# [EXERCISE OBJECTIVE]
Report every line in the listing below where the string "wordsearchprints" shows up.

## start

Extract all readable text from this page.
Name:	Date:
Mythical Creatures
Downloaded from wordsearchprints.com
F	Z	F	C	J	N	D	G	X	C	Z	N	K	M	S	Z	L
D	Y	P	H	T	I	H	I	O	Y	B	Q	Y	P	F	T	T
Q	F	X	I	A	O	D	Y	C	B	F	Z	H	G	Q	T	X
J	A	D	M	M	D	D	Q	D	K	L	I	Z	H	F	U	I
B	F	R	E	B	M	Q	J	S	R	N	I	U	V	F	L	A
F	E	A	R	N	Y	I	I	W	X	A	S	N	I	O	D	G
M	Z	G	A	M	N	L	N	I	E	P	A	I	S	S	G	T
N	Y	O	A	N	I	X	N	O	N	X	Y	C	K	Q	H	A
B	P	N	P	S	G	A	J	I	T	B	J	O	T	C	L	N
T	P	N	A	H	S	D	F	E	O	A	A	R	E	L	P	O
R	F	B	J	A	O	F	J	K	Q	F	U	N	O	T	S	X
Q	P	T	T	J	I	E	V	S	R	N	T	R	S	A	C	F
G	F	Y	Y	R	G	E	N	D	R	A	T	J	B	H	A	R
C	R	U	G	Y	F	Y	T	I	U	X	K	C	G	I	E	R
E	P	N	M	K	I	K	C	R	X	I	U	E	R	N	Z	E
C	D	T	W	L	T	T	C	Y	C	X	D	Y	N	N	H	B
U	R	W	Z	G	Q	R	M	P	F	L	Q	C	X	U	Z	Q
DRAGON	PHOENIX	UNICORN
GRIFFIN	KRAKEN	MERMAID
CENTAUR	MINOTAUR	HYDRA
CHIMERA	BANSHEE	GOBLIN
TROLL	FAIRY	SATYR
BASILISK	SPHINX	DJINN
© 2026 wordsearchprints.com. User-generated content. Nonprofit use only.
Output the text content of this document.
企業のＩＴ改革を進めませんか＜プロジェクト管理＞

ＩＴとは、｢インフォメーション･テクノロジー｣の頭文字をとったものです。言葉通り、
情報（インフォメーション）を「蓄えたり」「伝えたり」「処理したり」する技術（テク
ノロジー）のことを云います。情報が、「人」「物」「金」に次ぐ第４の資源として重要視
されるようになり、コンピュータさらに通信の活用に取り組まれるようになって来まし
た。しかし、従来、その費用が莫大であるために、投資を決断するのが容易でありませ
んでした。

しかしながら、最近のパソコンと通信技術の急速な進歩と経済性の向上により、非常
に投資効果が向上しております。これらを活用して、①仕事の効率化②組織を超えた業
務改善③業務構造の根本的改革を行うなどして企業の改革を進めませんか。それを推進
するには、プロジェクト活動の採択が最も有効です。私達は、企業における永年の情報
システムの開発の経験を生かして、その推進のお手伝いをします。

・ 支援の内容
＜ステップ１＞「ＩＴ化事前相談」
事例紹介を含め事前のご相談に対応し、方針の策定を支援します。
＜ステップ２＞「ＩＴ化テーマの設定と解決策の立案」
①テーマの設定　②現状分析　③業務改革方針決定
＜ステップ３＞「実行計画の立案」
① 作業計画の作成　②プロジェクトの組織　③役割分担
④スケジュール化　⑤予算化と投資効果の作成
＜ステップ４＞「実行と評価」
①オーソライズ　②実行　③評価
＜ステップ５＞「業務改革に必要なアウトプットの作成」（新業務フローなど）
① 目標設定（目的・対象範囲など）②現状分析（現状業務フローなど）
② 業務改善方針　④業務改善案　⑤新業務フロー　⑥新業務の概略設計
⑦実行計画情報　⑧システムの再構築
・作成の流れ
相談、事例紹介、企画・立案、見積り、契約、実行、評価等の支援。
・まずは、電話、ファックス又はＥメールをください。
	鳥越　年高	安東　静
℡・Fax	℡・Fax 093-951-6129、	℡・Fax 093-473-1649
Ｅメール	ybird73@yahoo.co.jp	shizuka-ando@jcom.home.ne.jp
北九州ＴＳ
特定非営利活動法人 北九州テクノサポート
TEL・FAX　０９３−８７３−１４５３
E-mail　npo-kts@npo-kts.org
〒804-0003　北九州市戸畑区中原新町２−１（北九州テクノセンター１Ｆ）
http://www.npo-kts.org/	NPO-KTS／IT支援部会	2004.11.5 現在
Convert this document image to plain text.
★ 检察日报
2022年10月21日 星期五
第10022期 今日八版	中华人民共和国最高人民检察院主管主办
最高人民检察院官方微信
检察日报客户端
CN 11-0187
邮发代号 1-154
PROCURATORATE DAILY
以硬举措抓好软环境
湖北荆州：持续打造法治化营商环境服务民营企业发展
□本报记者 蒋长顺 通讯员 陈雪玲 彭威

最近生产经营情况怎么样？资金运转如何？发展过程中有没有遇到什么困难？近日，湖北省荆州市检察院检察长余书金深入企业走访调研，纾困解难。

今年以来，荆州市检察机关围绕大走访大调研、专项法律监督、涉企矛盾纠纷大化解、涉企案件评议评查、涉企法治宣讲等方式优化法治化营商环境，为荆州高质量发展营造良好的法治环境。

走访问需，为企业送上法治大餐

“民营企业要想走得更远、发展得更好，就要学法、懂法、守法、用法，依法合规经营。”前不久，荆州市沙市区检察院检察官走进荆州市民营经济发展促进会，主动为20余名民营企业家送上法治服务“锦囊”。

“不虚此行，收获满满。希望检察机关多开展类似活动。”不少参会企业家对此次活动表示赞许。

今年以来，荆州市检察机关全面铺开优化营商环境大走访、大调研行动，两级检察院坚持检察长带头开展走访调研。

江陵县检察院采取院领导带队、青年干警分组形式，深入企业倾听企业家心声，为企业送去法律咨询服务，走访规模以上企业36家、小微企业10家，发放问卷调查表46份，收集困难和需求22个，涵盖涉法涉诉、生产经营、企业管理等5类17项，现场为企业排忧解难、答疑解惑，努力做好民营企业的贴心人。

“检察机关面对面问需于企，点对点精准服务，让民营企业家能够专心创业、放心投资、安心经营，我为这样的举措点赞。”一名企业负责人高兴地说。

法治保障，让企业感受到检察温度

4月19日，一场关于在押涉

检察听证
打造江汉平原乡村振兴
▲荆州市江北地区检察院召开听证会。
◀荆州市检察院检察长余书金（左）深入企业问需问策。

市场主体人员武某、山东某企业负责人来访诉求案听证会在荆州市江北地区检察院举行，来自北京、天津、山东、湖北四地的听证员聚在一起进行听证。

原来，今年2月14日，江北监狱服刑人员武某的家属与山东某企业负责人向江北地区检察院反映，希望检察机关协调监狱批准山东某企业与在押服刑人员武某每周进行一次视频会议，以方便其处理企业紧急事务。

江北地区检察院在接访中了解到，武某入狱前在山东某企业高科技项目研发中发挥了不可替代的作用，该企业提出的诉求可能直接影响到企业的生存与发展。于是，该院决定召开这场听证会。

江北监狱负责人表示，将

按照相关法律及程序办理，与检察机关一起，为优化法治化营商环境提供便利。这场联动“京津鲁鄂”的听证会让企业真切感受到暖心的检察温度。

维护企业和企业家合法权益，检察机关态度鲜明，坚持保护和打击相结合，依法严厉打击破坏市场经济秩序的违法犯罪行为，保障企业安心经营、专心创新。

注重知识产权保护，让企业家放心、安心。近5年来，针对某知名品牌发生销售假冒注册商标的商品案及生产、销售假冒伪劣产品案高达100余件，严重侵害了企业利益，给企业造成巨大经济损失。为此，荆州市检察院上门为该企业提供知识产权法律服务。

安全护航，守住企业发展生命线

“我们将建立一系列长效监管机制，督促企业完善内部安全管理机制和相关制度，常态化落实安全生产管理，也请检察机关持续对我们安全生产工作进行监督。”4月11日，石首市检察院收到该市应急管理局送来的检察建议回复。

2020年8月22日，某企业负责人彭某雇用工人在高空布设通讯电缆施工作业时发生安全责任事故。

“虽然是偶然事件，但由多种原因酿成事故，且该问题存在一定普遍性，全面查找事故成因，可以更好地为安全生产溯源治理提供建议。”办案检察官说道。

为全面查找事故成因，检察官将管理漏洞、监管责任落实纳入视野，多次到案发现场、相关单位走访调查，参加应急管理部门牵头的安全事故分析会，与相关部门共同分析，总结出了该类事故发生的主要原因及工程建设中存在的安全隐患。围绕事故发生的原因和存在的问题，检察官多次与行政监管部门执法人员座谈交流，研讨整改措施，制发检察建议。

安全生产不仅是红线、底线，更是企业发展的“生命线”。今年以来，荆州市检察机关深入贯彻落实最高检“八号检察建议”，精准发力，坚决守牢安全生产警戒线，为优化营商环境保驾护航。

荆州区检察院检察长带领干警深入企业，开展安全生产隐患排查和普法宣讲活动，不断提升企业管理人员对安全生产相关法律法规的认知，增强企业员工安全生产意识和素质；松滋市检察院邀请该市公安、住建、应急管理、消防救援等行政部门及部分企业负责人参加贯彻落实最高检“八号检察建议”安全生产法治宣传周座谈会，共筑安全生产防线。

## end

# [FULL RESPONSE]
Downloaded from wordsearchprints.com
© 2026 wordsearchprints.com. User-generated content. Nonprofit use only.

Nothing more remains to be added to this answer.